[Pacemaker] [Enhancement] When attrd reboots, the attribute disappears.

Sun Jun 8 22:01:30 EDT 2014

Hi All,

I submitted a problem in next bugziila in the past.
 * https://developerbugs.linuxfoundation.org/show_bug.cgi?id=2501

A similar phenomenon is generated in attrd of latest Pacemaker.

Step 1) Set the setting of the cluster as follows.
 export PCMK_fail_fast=no

Step 2) Start a cluster.

Step 3) Cause trouble in a resource and improve a trouble count.(fail-count)
--------------------------------
[root at srv01 ~]# crm_mon -1 -Af
(snip)
Online: [ srv01 ]

 before-dummy   (ocf::heartbeat:Dummy): Started srv01 
 vip-master     (ocf::heartbeat:Dummy2):        Started srv01 

Migration summary:
* Node srv01: 
   before-dummy: migration-threshold=10 fail-count=1 last-failure='Mon Jun  9 19:21:07 2014'

Failed actions:
    before-dummy_monitor_10000 on srv01 'not running' (7): call=11, status=complete, last-rc-change='Mon Jun  9 19:21:07 2014', queued=0ms, exec=0ms
--------------------------------

Step 4) Reboot attrd in kill.(I assume that attrd breaks down and rebooted.)

Step 5) Produce trouble in a resource same as step 3 again.

▸ **SUPPLIED DATA**
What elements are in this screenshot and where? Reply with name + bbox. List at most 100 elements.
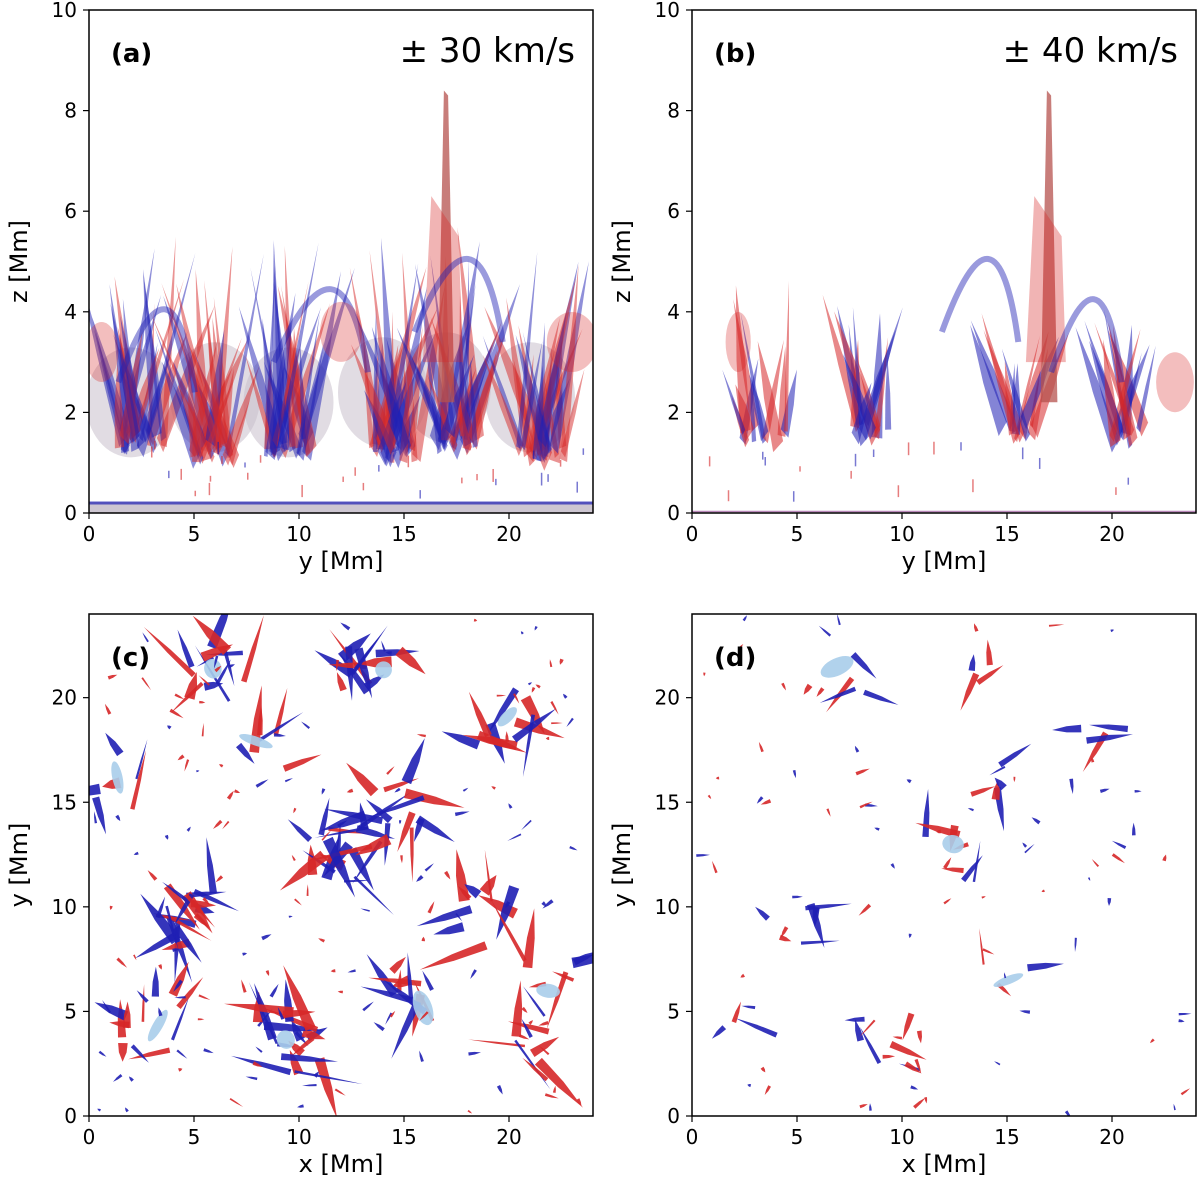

▸ **TASKS AND EXERCISES**
a – Write out the part of the Pacemaker attrd post between "[Pacemaker] [Enhancement] When" and "in the past.", inclusive.
b – Extend the Pacemaker attrd bug report above, picking up after its last line.

▸ **OUTPUTS BY TASK**
a –
[Pacemaker] [Enhancement] When attrd reboots, the attribute disappears.

Sun Jun 8 22:01:30 EDT 2014

Hi All,

I submitted a problem in next bugziila in the past.

b –
 * The trouble number(fail-count) of times returns to 1.

--------------------------------
[root at srv01 ~]# crm_mon -1 -Af         
(snip)
Online: [ srv01 ]

 before-dummy   (ocf::heartbeat:Dummy): Started srv01 
 vip-master     (ocf::heartbeat:Dummy2):        Started srv01 

Migration summary:
* Node srv01: 
   before-dummy: migration-threshold=10 fail-count=1 last-failure='Mon Jun  9 19:22:47 2014'

Failed actions:
    before-dummy_monitor_10000 on srv01 'not running' (7): call=17, status=complete, last-rc-change='Mon Jun  9 19:22:47 2014', queued=0ms, exec=0ms
--------------------------------

Even if attrd reboots, I think that it is necessary to improve attrd so that an attribute is maintained definitely.

Best Regards,
Hideo Yamauch.